EXTRAIT PRÉSENTÉ:
○ ○ ○ ○ ○ ○ ○
Bon et bien je viens de basculer en WPA (TKIP) , j'ai pris au pif ... 

Et le problème semble bel et bien réglé (pour l'instant ahaha) non sérieux la sa fuse ! j'espère que ça va pas bouger


----------



## alex--84 (2 Octobre 2014)

Bonjour à tous...idem pour moi j'ai changer la cle WEP pour une WPA et plus du tout de probleme de débit....tout est redevenu normal


----------



## jogary (2 Octobre 2014)

Pour info : pour la box, c'est idem. Crypter en WPA2 c'est 1000 fois mieux et + sécuritaire


----------



## Jura39 (2 Octobre 2014)

jogary a dit:


> Pour info : pour la box, c'est idem. Crypter en WPA2 c'est 1000 fois mieux et + sécuritaire



Vous etes sur de la free box?

---------- Nouveau message ajouté à 21h54 ---------- Le message précédent a été envoyé à 21h53 ----------




alex--84 a dit:


> Bonjour à tous...idem pour moi j'ai changer la cle WEP pour une WPA et plus du tout de probleme de débit....tout est redevenu normal



Free c'est vraiment pas le top 
pas conteur mais tu sais pourquoi


----------



## cybermac (4 Octobre 2014)

Bonjour,
Moi aussi je suis chez free (Freebox revolution) et j'avais le même problème avec le WIFI. J'avais une clé WEP, je sui spassé à WPA2-spk et tout est rentré dans l'ordre. Je retrouvé mon excellent débit...
Merci pour vos conseils les gars!


----------



## Jura39 (4 Octobre 2014)

cybermac a dit:


> Bonjour,
> Moi aussi je suis chez free (Freebox revolution) et j'avais le même problème avec le WIFI. J'avais une clé WEP, je sui spassé à WPA2-spk et tout est rentré dans l'ordre. Je retrouvé mon excellent débit...
○ ○ ○ ○ ○ ○ ○
(Annotations des éléments de mise en page)
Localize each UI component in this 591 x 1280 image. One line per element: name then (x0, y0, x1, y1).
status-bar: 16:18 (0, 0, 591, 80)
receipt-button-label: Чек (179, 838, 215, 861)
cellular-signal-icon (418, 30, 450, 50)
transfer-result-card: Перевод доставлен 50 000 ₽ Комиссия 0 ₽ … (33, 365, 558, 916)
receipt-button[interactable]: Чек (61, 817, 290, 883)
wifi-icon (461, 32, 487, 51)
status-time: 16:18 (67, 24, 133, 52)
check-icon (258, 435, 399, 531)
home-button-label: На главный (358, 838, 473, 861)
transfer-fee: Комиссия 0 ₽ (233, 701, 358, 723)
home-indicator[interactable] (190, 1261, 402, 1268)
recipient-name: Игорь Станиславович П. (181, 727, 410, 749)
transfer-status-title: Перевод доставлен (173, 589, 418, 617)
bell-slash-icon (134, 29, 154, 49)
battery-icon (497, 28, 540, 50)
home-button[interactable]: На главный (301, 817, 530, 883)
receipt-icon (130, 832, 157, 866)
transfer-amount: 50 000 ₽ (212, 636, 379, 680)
○ ○ ○ ○ ○ ○ ○
SUJETS À TRAITER:
a: Traduisez en anglais la phrase « Crypter en WPA2 c'est 1000 fois mieux et + sécuritaire », tirée du fil de discussion sur le passage du WEP au WPA.
b: Reprenez le fil de discussion sur le passage du WEP au WPA là où il s'interrompt.

EN RÉPONSE:
a: Encrypting with WPA2 is 1,000 times better and more secure.

b:
> Merci pour vos conseils les gars!



Enfin une bonne nouvelle


----------



## metah13 (6 Octobre 2014)

idem réseau wifi passe avec cle wpa et mon iphone 6 surfe normalement sur le réseau wifi. reste plus qu'à tester sur un autre resau wifi.
Apple voulait me l'echanger, mais bon je suis pas persuader que ça vienne du matériel!!!!


----------



## Jura39 (6 Octobre 2014)

metah13 a dit:


> idem réseau wifi passe avec cle wpa et mon iphone 6 surfe normalement sur le réseau wifi. reste plus qu'à tester sur un autre resau wifi.
> Apple voulait me l'echanger, mais bon je suis pas persuader que ça vienne du matériel!!!!



Pas souci avec le réseau wifi Orange et ceux sans aucunes modification du réseau


----------



## Anegatak (6 Octobre 2014)

Salut tout le monde,
J'ai aussi un problème de wifi et de perte de réseau cellulaire avec un iphone 6 acheté chez Free, par contre les pertes de wifi ne se font pas que sur ma box Free, au boulot sur une Livebox Pro c'est la même, puis après redémarrage ça repart pour quelques heures

Alors à la lecture de ce forum et voyant que tout les poste concerne des iphone 6 acheté chez Free, est ce que le problème ne viendrai pas des nano-sim de l'opérateur ?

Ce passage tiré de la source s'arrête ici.